TRECHO ESCOLHIDO:
-------------------------

C’est ça!

o real e a fantasia

August 20th, 2007 by Paulo Lima

Eu, por dever de ofício, participo de várias reuniões e compromissos. Alguns deles, devo confidenciar, sem nenhum real impacto para vida das pessoas em geral ou mesmo dos participantes. São reuniões para efeito de relatório, segundo minha definição depois de anos de atividade e centenas de reuniões. Já cascudo me dirijo às reuniões com vários pensamentos sobre as possibilidades. Entre eles sempre esteve a possibilidade, que ocorre raramente, da inexistência do evento. Tal situação cria um buraco na sua agenda que é espetacular pela completa ausência de opções sobre atividades de assunção imediata. Desta maneira foram iniciados os bons episódios dos últimos dias. Um deles foi uma deliciosa roda de samba inexistente típica dos melhores momentos do realismo fantástico promovida pelo Saliel e Olga. Diz a lenda que acontecerá, em outro momento.

-------------------------

O QUE FAZER:
1 > No trecho, quem promoveu a roda de samba inexistente?
2 > Com base no trecho, explique por que a falta de um evento cria um buraco espetacular na agenda.
3 > Devolva a parte do trecho que começa nas palavras "Eu, por dever" e termina depois de "em outro momento.", sem alterar nada.

Dados de detecção de layout do documento
-------------------------

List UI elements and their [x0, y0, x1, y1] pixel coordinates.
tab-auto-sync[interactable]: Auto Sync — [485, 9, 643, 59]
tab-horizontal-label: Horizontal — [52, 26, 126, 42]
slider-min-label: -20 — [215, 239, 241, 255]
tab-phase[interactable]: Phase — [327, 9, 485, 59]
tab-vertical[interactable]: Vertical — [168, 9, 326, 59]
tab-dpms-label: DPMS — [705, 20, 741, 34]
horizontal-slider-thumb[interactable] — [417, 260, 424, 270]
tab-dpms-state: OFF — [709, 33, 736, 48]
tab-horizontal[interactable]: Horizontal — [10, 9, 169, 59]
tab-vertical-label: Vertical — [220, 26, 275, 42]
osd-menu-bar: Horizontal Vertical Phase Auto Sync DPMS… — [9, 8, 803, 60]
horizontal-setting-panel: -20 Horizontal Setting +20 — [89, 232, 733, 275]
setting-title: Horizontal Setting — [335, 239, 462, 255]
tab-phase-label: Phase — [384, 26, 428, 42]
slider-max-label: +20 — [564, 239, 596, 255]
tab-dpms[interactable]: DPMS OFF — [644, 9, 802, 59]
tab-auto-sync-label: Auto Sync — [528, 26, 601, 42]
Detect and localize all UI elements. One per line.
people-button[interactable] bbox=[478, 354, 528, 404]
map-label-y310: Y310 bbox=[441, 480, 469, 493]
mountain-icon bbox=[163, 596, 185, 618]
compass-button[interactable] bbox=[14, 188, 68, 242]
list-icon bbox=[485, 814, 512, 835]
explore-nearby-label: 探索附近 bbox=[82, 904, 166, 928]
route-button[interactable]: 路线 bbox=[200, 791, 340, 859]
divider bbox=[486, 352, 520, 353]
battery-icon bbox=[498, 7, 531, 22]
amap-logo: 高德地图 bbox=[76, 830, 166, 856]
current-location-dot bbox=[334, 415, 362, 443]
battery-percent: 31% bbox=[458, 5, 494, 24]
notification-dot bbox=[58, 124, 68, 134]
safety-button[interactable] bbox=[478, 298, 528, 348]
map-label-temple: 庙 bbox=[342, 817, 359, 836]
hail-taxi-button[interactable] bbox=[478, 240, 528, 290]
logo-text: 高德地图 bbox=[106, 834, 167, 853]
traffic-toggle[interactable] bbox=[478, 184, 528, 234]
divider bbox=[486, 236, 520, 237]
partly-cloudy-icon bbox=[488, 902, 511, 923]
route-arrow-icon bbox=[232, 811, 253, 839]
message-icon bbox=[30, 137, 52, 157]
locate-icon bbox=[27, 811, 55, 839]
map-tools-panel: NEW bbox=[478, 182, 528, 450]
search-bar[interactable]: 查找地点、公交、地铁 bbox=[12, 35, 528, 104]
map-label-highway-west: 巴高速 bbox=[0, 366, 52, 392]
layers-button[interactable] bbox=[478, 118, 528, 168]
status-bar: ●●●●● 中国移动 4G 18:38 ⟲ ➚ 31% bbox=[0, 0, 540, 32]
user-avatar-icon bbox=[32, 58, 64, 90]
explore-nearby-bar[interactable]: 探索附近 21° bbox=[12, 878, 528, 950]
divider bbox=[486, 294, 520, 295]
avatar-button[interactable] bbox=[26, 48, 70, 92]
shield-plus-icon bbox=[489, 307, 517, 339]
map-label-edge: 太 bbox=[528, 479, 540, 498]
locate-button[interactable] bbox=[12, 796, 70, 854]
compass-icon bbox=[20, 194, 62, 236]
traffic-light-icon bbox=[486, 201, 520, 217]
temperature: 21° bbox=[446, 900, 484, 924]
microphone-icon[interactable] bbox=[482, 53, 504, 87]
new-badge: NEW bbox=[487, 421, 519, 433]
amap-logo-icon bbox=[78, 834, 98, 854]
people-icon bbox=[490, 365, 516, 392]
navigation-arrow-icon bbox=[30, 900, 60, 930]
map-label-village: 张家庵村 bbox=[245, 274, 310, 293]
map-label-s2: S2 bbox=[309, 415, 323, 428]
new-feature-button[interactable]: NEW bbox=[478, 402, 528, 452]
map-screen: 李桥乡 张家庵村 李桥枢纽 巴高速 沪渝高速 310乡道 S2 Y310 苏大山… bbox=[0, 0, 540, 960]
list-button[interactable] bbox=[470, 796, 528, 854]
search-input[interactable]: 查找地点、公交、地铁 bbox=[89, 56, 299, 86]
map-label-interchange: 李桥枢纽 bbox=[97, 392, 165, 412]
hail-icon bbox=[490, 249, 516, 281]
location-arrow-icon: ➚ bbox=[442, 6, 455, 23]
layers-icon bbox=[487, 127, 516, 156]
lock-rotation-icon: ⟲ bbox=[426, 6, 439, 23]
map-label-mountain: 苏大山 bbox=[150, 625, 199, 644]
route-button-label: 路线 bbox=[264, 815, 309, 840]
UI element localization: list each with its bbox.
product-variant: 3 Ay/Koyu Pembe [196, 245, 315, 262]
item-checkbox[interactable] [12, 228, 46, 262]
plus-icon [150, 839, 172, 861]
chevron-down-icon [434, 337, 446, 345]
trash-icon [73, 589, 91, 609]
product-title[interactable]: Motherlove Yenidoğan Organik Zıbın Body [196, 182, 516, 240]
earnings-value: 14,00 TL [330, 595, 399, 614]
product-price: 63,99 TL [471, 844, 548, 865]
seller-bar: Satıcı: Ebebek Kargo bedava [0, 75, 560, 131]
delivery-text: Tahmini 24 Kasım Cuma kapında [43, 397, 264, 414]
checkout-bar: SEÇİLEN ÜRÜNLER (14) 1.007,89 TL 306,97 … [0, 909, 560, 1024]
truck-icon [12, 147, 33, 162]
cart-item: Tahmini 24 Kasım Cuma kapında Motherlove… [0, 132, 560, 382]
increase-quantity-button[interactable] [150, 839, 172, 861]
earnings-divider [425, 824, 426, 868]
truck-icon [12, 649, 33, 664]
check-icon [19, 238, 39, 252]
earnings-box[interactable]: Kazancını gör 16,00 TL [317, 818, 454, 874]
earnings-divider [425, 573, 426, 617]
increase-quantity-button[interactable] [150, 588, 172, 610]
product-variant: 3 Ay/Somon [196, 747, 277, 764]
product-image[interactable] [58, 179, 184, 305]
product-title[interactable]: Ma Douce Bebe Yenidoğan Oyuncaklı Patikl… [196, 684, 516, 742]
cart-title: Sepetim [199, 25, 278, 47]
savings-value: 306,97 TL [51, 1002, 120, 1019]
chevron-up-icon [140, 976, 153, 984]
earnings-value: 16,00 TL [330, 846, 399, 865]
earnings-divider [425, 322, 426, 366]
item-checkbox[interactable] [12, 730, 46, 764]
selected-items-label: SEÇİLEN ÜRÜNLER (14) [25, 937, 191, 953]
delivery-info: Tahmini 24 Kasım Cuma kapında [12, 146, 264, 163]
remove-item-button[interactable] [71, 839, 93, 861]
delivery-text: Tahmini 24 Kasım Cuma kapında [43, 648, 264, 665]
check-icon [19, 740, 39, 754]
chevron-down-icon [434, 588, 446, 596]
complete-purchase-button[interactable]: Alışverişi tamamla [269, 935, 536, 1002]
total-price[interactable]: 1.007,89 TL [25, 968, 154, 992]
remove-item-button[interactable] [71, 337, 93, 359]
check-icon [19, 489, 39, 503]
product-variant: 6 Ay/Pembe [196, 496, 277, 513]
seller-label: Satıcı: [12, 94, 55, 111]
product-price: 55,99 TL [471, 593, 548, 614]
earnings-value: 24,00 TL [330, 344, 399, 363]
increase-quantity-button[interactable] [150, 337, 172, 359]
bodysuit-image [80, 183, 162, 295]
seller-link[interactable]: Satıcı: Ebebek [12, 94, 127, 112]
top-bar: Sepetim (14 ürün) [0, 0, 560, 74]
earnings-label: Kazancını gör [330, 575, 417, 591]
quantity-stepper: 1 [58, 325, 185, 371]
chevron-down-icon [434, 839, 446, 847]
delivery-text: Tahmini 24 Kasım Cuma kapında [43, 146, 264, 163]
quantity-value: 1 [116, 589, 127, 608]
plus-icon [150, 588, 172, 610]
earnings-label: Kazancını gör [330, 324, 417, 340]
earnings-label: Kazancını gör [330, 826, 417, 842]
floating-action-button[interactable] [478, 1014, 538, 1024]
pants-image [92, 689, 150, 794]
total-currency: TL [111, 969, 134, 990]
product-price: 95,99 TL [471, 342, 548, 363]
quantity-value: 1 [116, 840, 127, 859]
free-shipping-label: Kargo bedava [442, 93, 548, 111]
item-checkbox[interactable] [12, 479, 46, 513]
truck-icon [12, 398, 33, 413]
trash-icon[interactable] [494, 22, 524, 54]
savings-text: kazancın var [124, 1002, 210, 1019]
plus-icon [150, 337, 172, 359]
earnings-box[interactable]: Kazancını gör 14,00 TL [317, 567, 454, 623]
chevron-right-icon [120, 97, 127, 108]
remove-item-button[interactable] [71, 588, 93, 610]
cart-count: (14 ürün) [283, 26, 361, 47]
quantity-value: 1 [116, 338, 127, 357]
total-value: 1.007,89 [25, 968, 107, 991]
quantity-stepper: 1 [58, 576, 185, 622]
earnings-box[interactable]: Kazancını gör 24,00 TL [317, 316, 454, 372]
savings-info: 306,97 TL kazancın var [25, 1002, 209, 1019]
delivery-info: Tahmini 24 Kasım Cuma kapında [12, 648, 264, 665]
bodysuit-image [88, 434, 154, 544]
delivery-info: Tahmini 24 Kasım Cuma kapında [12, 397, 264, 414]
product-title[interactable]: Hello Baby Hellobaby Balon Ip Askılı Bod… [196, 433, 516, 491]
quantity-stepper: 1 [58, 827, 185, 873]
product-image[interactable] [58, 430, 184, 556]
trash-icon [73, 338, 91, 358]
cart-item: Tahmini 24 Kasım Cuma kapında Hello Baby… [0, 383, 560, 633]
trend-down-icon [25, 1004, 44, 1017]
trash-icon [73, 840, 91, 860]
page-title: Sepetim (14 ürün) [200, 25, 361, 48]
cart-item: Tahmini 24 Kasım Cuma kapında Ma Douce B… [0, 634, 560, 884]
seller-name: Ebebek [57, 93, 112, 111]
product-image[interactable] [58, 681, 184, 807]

-------------------------

RESPOSTAS POR TAREFA:
1 > Saliel e Olga.

2 > O buraco é espetacular porque não sobra nenhuma opção de atividade para assumir na hora.

3 >
Eu, por dever de ofício, participo de várias reuniões e compromissos. Alguns deles, devo confidenciar, sem nenhum real impacto para vida das pessoas em geral ou mesmo dos participantes. São reuniões para efeito de relatório, segundo minha definição depois de anos de atividade e centenas de reuniões. Já cascudo me dirijo às reuniões com vários pensamentos sobre as possibilidades. Entre eles sempre esteve a possibilidade, que ocorre raramente, da inexistência do evento. Tal situação cria um buraco na sua agenda que é espetacular pela completa ausência de opções sobre atividades de assunção imediata. Desta maneira foram iniciados os bons episódios dos últimos dias. Um deles foi uma deliciosa roda de samba inexistente típica dos melhores momentos do realismo fantástico promovida pelo Saliel e Olga. Diz a lenda que acontecerá, em outro momento.